Information provided:
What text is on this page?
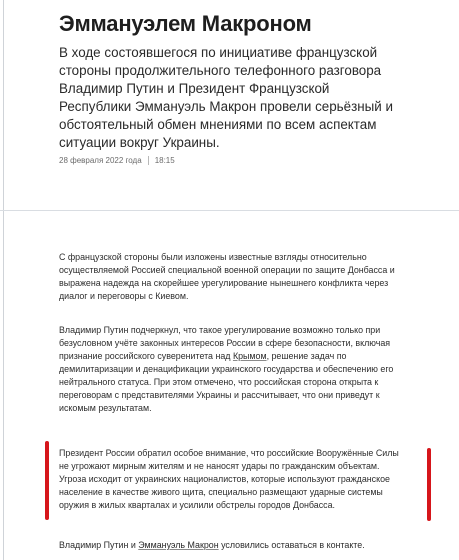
Эммануэлем Макроном

В ходе состоявшегося по инициативе французской стороны продолжительного телефонного разговора Владимир Путин и Президент Французской Республики Эммануэль Макрон провели серьёзный и обстоятельный обмен мнениями по всем аспектам ситуации вокруг Украины.

28 февраля 2022 года 18:15

С французской стороны были изложены известные взгляды относительно осуществляемой Россией специальной военной операции по защите Донбасса и выражена надежда на скорейшее урегулирование нынешнего конфликта через диалог и переговоры с Киевом.

Владимир Путин подчеркнул, что такое урегулирование возможно только при безусловном учёте законных интересов России в сфере безопасности, включая признание российского суверенитета над Крымом, решение задач по демилитаризации и денацификации украинского государства и обеспечению его нейтрального статуса. При этом отмечено, что российская сторона открыта к переговорам с представителями Украины и рассчитывает, что они приведут к искомым результатам.

Президент России обратил особое внимание, что российские Вооружённые Силы не угрожают мирным жителям и не наносят удары по гражданским объектам. Угроза исходит от украинских националистов, которые используют гражданское население в качестве живого щита, специально размещают ударные системы оружия в жилых кварталах и усилили обстрелы городов Донбасса.

Владимир Путин и Эммануэль Макрон условились оставаться в контакте.
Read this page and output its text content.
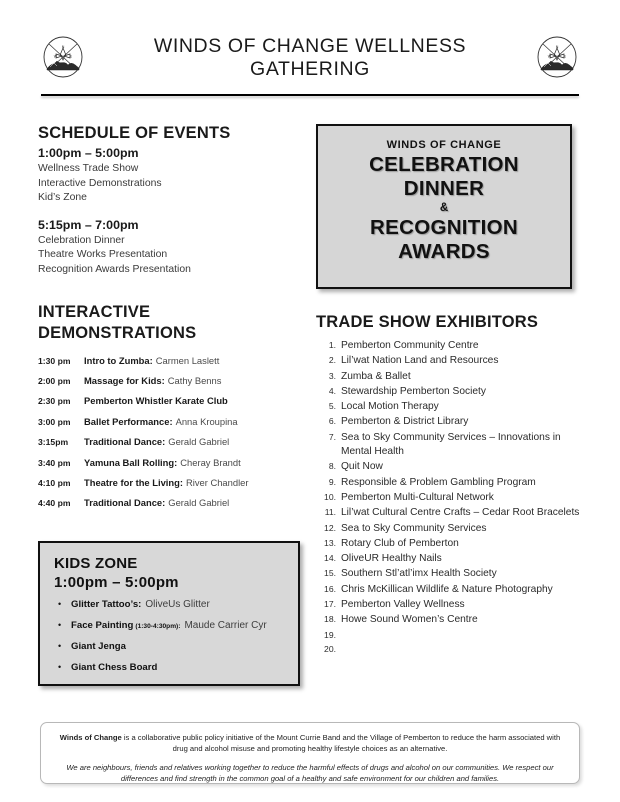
N
W	E	WINDS OF CHANGE WELLNESS
GATHERING
N
W	E
SCHEDULE OF EVENTS
1:00pm – 5:00pm
Wellness Trade Show
Interactive Demonstrations
Kid’s Zone
5:15pm – 7:00pm
Celebration Dinner
Theatre Works Presentation
Recognition Awards Presentation
INTERACTIVE
DEMONSTRATIONS
1:30 pm	Intro to Zumba: Carmen Laslett
2:00 pm	Massage for Kids: Cathy Benns
2:30 pm	Pemberton Whistler Karate Club
3:00 pm	Ballet Performance: Anna Kroupina
3:15pm	Traditional Dance: Gerald Gabriel
3:40 pm	Yamuna Ball Rolling: Cheray Brandt
4:10 pm	Theatre for the Living: River Chandler
4:40 pm	Traditional Dance: Gerald Gabriel
WINDS OF CHANGE
CELEBRATION
DINNER
&
RECOGNITION
AWARDS
TRADE SHOW EXHIBITORS
1. Pemberton Community Centre
2. Lil’wat Nation Land and Resources
3. Zumba & Ballet
4. Stewardship Pemberton Society
5. Local Motion Therapy
6. Pemberton & District Library
7. Sea to Sky Community Services – Innovations in Mental Health
8. Quit Now
9. Responsible & Problem Gambling Program
10. Pemberton Multi-Cultural Network
11. Lil’wat Cultural Centre Crafts – Cedar Root Bracelets
12. Sea to Sky Community Services
13. Rotary Club of Pemberton
14. OliveUR Healthy Nails
15. Southern Stl’atl’imx Health Society
16. Chris McKillican Wildlife & Nature Photography
17. Pemberton Valley Wellness
18. Howe Sound Women’s Centre
19.
20.
KIDS ZONE
1:00pm – 5:00pm
•	Glitter Tattoo’s: OliveUs Glitter
•	Face Painting (1:30-4:30pm): Maude Carrier Cyr
•	Giant Jenga
•	Giant Chess Board
Winds of Change is a collaborative public policy initiative of the Mount Currie Band and the Village of Pemberton to reduce the harm associated with drug and alcohol misuse and promoting healthy lifestyle choices as an alternative.
We are neighbours, friends and relatives working together to reduce the harmful effects of drugs and alcohol on our communities. We respect our differences and find strength in the common goal of a healthy and safe environment for our children and families.
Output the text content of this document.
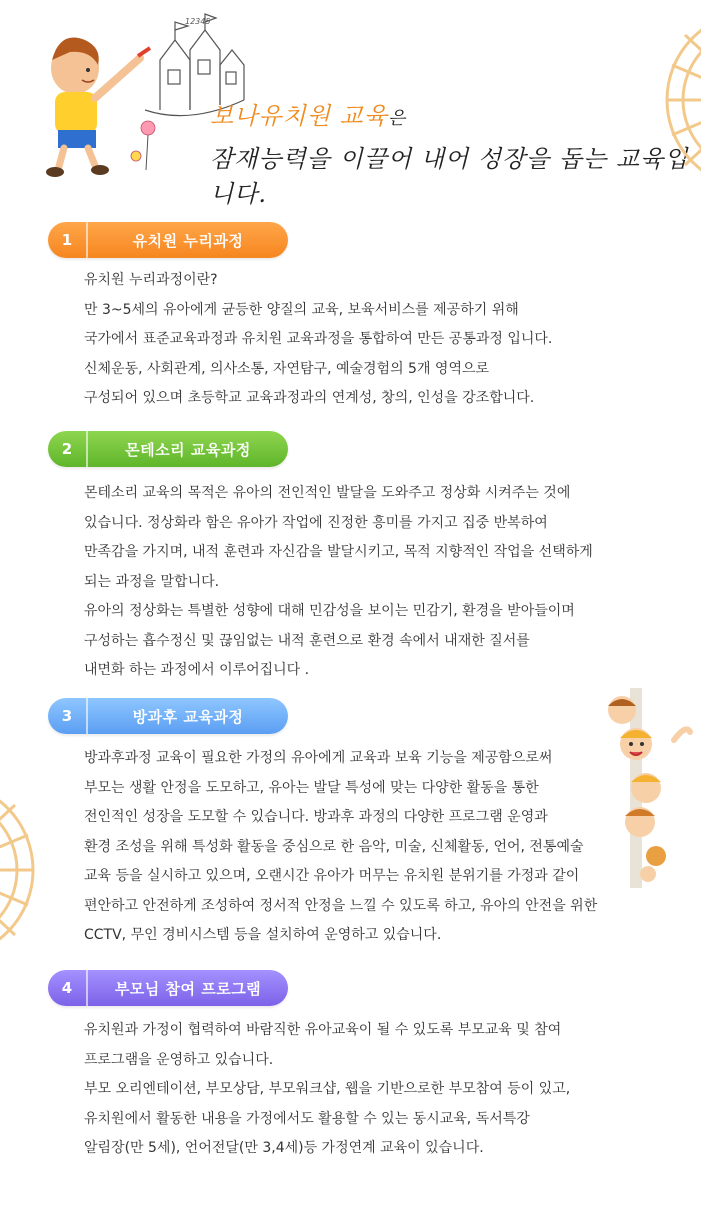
12345
보나유치원 교육은
잠재능력을 이끌어 내어 성장을 돕는 교육입니다.
1	유치원 누리과정

유치원 누리과정이란?

만 3~5세의 유아에게 균등한 양질의 교육, 보육서비스를 제공하기 위해

국가에서 표준교육과정과 유치원 교육과정을 통합하여 만든 공통과정 입니다.

신체운동, 사회관계, 의사소통, 자연탐구, 예술경험의 5개 영역으로

구성되어 있으며 초등학교 교육과정과의 연계성, 창의, 인성을 강조합니다.

2	몬테소리 교육과정

몬테소리 교육의 목적은 유아의 전인적인 발달을 도와주고 정상화 시켜주는 것에

있습니다. 정상화라 함은 유아가 작업에 진정한 흥미를 가지고 집중 반복하여

만족감을 가지며, 내적 훈련과 자신감을 발달시키고, 목적 지향적인 작업을 선택하게

되는 과정을 말합니다.

유아의 정상화는 특별한 성향에 대해 민감성을 보이는 민감기, 환경을 받아들이며

구성하는 흡수정신 및 끊임없는 내적 훈련으로 환경 속에서 내재한 질서를

내면화 하는 과정에서 이루어집니다 .

3	방과후 교육과정

방과후과정 교육이 필요한 가정의 유아에게 교육과 보육 기능을 제공함으로써

부모는 생활 안정을 도모하고, 유아는 발달 특성에 맞는 다양한 활동을 통한

전인적인 성장을 도모할 수 있습니다. 방과후 과정의 다양한 프로그램 운영과

환경 조성을 위해 특성화 활동을 중심으로 한 음악, 미술, 신체활동, 언어, 전통예술

교육 등을 실시하고 있으며, 오랜시간 유아가 머무는 유치원 분위기를 가정과 같이

편안하고 안전하게 조성하여 정서적 안정을 느낄 수 있도록 하고, 유아의 안전을 위한

CCTV, 무인 경비시스템 등을 설치하여 운영하고 있습니다.

4	부모님 참여 프로그램

유치원과 가정이 협력하여 바람직한 유아교육이 될 수 있도록 부모교육 및 참여

프로그램을 운영하고 있습니다.

부모 오리엔테이션, 부모상담, 부모워크샵, 웹을 기반으로한 부모참여 등이 있고,

유치원에서 활동한 내용을 가정에서도 활용할 수 있는 동시교육, 독서특강

알림장(만 5세), 언어전달(만 3,4세)등 가정연계 교육이 있습니다.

Exercise: Filter for "стороны". Return all lines that hold it.

Expected answer:
В ходе состоявшегося по инициативе французской стороны продолжительного телефонного разговора Владимир Путин и Президент Французской Республики Эммануэль Макрон провели серьёзный и обстоятельный обмен мнениями по всем аспектам ситуации вокруг Украины.
С французской стороны были изложены известные взгляды относительно осуществляемой Россией специальной военной операции по защите Донбасса и выражена надежда на скорейшее урегулирование нынешнего конфликта через диалог и переговоры с Киевом.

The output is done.